→ EXERCISE INSTRUCTIONS
1. Reproduce the passage of the blog post between "Some fifty years" and "of all those.", inclusive.
2. List the things the writer of the blog post says they are not sure about regarding God.
3. Continue the blog post about the ulsavam from its last sentence.
### STUDY TEXT
Friday, 10 April 2015

Ulsavam Musings...

Some fifty years earlier when I was first taken to that temple my paternal grandmom quickly wrapped a towel round my shorts to make me comply with the man-made dress code at the temple that was dispensed to us in the name of the Lord himself.  

Fifty years later we did the same with our twin nine year old sons, quite like the hundreds of many other faithfuls that had come to see the ulsavam at the Sri PadmanabhaSwamy temple.  Well, OK not all of them were perhaps faithfuls.  Same difference.  Define a faithful to me unambiguously before you join issues with me on the extent of faith of all those.

Lest anyone be in doubt on where I come out on this matter of Faith, I am a big believer in God in any form.  I am not sure what God is supposed to do, what, if any, am I supposed to do for Him and what my relationship with Him ought to be.  But I am convinced that the Lord exists.  Further, I am convinced that all that we do is His bidding.  I also turn to Him routinely for various transactional benefits.

I have had my own share of experiences at key moments in life that for want of better explanations would pass off for miracles. I realise that it tricky for me to say that because that would make me appear to lay claim to the Lord's blessings that others may not have savoured.  But let us leave it at that for now.  You can take my word in good faith or just ignore it as my hallucination.
######
### RECORDS PROVIDED
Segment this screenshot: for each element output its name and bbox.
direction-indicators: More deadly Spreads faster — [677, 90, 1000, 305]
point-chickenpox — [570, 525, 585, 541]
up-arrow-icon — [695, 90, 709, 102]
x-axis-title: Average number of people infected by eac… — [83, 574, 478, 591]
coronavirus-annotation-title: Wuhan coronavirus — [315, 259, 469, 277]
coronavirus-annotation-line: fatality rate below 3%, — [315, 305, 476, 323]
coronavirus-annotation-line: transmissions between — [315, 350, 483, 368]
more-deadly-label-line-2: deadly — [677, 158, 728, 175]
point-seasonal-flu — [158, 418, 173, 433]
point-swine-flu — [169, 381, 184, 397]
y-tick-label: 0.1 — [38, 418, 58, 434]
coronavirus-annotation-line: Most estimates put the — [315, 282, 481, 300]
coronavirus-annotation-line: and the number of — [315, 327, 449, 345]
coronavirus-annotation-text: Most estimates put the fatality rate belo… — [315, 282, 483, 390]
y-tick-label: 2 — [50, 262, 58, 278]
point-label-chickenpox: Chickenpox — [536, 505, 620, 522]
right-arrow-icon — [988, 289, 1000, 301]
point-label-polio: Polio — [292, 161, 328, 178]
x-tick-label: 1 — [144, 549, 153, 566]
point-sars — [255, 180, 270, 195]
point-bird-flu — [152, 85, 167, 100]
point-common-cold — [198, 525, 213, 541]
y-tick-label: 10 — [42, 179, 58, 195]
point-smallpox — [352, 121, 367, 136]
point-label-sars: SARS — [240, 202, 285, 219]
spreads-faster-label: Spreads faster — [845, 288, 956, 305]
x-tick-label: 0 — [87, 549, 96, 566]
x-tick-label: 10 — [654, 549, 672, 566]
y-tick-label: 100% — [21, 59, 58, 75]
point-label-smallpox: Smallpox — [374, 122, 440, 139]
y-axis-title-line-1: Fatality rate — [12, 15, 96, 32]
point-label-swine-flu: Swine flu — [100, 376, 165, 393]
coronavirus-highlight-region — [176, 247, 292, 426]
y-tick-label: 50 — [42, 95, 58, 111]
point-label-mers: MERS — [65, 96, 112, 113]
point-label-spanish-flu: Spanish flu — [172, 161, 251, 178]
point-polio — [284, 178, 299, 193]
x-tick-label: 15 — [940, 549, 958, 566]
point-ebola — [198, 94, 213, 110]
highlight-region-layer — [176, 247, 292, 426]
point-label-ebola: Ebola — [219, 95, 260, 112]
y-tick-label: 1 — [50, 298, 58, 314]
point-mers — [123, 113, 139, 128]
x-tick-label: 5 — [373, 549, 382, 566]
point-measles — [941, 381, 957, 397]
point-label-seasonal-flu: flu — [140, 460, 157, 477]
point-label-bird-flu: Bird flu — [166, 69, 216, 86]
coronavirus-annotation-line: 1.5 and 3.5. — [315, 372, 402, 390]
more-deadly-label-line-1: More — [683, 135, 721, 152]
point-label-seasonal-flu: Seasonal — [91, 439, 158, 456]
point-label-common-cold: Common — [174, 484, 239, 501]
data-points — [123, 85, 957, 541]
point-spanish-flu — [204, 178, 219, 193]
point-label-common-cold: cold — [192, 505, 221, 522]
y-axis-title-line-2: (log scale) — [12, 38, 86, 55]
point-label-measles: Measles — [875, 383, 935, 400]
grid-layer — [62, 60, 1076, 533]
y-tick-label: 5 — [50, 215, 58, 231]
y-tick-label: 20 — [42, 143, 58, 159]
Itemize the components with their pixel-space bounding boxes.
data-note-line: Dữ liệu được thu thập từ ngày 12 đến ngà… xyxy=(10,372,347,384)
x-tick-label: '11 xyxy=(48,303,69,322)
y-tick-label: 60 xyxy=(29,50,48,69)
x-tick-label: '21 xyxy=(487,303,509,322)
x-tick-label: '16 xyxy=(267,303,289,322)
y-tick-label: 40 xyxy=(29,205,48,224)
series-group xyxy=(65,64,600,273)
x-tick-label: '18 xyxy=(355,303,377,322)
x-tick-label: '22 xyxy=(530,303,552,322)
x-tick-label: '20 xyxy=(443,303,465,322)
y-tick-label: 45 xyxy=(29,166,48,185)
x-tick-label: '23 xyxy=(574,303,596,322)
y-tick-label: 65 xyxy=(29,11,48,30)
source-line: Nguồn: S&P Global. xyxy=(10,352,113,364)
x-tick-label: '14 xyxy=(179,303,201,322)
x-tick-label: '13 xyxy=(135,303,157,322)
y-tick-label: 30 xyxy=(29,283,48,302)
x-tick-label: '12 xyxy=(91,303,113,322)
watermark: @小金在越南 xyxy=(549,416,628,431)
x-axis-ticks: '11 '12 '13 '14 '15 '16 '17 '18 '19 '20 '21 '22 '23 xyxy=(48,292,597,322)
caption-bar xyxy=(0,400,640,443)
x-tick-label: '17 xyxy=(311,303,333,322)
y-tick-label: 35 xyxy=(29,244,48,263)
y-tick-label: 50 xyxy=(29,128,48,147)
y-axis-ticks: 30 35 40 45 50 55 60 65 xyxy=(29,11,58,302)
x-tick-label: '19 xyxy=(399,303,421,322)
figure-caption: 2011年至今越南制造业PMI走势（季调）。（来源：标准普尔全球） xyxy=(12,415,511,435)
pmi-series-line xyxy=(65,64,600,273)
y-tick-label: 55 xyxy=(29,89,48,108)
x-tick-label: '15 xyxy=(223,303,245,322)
######
→ EXPECTED RESPONSES
1.
Some fifty years earlier when I was first taken to that temple my paternal grandmom quickly wrapped a towel round my shorts to make me comply with the man-made dress code at the temple that was dispensed to us in the name of the Lord himself.  

Fifty years later we did the same with our twin nine year old sons, quite like the hundreds of many other faithfuls that had come to see the ulsavam at the Sri PadmanabhaSwamy temple.  Well, OK not all of them were perhaps faithfuls.  Same difference.  Define a faithful to me unambiguously before you join issues with me on the extent of faith of all those.

2.
- What God is supposed to do
- What, if anything, the writer is supposed to do for Him
- What the writer's relationship with Him ought to be

3.
The principal agenda for everyone assembled there was seeking the Lord's blessings, the Lord being Sri Padmanabha Swamy, the presiding deity and his two other incarnations Sri Naramsimha and Sri Krishna.

For some it may even have been an ostensible reason for being there because what one witnessed there was a small social gathering too.

Most people seemed to know each other.  This is where the city of Trivandrum appears to have not lost its quaintness. Every year many of its residents leave for the larger cities in search of livelihoods, careers, even fame and fortune, changing the composition of the population permanently, irreversibly.  A few migrants from elsewhere take their place in an ever growing wave of urbanization.  Yet everyone including those that remained and those that had moved in, all seemed to know each other in spite of all the new-fangled media of infotainment that elsewhere in the country seemed to be making turning neighbours into strangers.
 
Many among those gathered at the temple greeted each other warmly, even intimately.  Some of them were explaining they had been absent for an extended while because they had been visiting an offspring in Bangalore or Delhi. Much news was exchanged. 

There were young men and women throwing me back to my own youth forty years earlier.  Mine was a very different world though. It was a world of cold war, oil shocks, Mrd G’s dirigisme that was driven across the country from Delhi in the name of centralized planning, and Sakhavu Achyuta Menon’s dias non and the hushed ripples on campus of the secret war that Comrade Ajitha’s compatriots were waging in the hills of Wayanad against the establishment.  

On the sands of the temple a very religious looking young man standing near me was debriefing his friends about a difficult encounter that his friend had had with a young lady who had apparently slapped him (the friend) over the latter's inappropriate attempt to win her affinity.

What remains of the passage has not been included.